** Exercise **
Identify the lines that contain the string "ylabel", then copy each of them.

[Dataset records]

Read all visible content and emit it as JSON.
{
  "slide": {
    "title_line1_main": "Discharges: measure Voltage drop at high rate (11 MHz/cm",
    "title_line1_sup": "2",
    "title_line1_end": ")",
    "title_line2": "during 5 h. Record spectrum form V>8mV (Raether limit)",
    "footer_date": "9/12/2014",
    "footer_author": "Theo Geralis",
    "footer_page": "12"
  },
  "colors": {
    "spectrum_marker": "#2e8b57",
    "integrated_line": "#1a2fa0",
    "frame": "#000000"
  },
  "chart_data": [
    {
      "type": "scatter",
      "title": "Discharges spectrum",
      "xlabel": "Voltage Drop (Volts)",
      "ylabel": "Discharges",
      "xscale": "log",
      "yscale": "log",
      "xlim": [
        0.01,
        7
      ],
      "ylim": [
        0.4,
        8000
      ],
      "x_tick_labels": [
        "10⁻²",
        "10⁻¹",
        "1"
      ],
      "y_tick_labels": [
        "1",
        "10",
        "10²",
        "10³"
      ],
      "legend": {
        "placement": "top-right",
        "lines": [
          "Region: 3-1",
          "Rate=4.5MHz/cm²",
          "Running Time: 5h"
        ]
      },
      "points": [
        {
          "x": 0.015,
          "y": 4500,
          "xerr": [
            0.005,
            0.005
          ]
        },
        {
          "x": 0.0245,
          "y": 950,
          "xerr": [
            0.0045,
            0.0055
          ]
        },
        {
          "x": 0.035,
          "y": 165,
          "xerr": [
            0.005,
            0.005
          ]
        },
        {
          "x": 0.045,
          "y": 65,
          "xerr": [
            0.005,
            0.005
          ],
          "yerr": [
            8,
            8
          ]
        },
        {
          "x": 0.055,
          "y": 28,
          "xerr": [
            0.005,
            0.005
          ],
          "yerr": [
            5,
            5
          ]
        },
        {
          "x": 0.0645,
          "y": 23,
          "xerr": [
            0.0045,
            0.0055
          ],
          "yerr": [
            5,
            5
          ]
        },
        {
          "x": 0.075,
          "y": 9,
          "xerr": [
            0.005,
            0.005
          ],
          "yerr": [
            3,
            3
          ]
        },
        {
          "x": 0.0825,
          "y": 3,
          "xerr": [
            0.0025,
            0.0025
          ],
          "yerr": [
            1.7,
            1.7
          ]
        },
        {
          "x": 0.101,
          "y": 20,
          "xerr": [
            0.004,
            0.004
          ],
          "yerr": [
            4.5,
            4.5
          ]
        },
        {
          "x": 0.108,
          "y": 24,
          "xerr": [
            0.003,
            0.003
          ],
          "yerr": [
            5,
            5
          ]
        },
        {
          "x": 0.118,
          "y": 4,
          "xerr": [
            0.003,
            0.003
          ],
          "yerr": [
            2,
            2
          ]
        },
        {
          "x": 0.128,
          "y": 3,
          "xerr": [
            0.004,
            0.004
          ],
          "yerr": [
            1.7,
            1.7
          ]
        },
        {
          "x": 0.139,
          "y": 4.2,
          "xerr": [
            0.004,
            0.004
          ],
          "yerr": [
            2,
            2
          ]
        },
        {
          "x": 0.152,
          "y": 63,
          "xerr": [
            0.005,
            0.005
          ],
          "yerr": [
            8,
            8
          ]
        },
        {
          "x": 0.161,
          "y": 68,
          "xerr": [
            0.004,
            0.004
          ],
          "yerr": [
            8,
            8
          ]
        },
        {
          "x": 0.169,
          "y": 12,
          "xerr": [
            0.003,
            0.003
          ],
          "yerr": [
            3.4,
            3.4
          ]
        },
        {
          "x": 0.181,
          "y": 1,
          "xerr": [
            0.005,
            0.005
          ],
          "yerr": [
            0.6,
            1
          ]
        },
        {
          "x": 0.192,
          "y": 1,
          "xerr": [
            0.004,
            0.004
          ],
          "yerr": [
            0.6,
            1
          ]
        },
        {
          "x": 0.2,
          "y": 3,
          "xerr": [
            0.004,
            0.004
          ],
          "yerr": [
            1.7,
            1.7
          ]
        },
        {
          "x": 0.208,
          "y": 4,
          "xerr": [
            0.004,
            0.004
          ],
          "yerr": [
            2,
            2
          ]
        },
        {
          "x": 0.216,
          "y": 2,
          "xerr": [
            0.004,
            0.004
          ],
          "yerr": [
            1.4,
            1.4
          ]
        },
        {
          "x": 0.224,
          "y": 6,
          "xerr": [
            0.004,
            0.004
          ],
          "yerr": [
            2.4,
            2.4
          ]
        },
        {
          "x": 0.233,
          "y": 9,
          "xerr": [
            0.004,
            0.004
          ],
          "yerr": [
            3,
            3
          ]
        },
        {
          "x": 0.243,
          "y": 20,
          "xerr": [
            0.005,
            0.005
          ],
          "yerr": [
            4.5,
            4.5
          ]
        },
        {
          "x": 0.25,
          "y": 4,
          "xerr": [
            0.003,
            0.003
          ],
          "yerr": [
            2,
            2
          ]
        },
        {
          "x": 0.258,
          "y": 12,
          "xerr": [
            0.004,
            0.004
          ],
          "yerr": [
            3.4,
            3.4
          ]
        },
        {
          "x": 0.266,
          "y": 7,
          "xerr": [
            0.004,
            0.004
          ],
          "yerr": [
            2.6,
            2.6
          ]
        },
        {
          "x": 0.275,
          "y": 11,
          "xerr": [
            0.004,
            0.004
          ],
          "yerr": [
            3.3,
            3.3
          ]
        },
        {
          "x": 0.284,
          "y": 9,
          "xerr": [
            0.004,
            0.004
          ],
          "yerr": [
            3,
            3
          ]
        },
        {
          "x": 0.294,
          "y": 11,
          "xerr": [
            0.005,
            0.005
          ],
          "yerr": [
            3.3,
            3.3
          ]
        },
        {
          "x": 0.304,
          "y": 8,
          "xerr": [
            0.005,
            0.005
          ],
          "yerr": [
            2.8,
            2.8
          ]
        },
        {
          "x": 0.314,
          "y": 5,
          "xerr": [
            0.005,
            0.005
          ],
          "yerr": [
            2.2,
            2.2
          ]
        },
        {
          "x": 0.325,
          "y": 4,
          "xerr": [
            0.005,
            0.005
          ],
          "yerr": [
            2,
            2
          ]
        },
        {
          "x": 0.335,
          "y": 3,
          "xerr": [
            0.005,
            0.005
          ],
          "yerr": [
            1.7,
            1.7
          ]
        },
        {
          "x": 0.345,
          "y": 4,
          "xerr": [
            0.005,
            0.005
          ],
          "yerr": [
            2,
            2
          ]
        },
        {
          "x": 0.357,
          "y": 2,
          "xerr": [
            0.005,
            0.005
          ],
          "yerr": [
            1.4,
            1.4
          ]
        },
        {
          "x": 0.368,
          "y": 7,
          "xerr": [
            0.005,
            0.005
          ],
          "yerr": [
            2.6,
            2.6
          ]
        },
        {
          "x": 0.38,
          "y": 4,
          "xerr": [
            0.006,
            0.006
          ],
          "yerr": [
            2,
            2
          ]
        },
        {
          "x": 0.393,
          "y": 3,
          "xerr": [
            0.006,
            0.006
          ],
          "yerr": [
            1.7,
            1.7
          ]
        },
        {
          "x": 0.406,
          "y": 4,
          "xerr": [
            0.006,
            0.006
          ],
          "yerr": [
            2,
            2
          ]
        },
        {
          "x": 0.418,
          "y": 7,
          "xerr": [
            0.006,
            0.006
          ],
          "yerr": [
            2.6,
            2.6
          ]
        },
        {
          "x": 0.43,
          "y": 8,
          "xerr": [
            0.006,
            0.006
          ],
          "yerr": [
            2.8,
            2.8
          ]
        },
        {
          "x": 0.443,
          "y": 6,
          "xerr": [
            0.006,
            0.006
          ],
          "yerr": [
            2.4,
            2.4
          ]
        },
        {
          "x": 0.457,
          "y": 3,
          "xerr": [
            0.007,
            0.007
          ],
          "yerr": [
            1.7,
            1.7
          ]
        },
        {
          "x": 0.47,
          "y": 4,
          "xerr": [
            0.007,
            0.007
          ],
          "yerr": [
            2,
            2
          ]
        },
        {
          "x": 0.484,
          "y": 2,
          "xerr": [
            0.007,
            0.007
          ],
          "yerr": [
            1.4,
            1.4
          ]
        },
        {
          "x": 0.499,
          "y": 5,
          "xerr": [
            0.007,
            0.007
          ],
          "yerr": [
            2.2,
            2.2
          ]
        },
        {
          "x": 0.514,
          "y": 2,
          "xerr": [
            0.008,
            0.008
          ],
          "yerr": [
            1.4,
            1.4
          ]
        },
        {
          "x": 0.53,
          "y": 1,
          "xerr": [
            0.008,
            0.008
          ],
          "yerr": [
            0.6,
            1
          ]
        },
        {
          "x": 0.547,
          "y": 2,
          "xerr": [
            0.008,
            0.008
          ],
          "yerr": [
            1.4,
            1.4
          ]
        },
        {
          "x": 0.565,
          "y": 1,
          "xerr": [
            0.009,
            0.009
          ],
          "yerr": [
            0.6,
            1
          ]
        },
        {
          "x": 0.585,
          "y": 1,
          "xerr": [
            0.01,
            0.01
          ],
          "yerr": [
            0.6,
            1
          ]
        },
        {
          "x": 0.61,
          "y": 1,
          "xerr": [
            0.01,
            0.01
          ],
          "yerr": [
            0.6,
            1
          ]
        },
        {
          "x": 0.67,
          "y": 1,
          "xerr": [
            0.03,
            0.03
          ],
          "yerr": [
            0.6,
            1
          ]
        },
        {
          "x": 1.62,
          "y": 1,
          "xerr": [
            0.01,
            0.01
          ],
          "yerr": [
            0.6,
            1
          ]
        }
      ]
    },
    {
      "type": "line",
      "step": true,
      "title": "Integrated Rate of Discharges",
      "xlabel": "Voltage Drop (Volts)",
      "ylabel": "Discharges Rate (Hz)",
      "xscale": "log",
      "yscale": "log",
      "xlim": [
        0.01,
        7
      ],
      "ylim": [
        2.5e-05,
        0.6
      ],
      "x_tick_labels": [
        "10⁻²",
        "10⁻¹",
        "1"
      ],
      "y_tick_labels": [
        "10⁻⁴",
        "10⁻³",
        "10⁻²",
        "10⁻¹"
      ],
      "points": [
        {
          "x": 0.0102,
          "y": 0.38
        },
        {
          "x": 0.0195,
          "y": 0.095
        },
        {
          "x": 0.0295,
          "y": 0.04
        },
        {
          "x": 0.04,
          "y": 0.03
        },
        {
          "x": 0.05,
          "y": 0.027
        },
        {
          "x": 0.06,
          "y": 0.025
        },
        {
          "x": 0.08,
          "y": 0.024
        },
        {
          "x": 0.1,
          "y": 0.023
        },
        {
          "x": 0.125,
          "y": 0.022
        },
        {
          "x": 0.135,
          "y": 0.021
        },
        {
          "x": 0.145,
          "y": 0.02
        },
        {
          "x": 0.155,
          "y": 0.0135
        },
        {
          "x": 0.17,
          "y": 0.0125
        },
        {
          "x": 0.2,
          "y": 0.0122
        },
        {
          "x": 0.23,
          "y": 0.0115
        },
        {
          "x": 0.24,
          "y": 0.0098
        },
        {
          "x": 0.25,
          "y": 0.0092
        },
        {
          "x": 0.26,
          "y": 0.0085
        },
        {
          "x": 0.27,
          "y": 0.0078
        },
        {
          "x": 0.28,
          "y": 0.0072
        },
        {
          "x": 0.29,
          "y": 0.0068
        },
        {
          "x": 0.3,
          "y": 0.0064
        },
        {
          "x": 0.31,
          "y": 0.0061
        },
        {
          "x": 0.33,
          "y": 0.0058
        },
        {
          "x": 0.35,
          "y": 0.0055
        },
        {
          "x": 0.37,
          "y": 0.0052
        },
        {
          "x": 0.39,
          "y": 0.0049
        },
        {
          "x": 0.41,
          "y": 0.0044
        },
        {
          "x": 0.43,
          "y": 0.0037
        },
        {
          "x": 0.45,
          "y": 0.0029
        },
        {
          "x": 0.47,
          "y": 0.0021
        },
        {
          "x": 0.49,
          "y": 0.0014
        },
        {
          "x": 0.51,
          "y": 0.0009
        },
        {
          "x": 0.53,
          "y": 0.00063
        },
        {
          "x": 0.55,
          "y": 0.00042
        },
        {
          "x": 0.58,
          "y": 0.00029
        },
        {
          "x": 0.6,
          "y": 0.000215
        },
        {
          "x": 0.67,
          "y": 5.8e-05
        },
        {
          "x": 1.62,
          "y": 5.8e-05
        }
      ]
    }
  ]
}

** Written response **
      "ylabel": "Discharges",
      "ylabel": "Discharges Rate (Hz)",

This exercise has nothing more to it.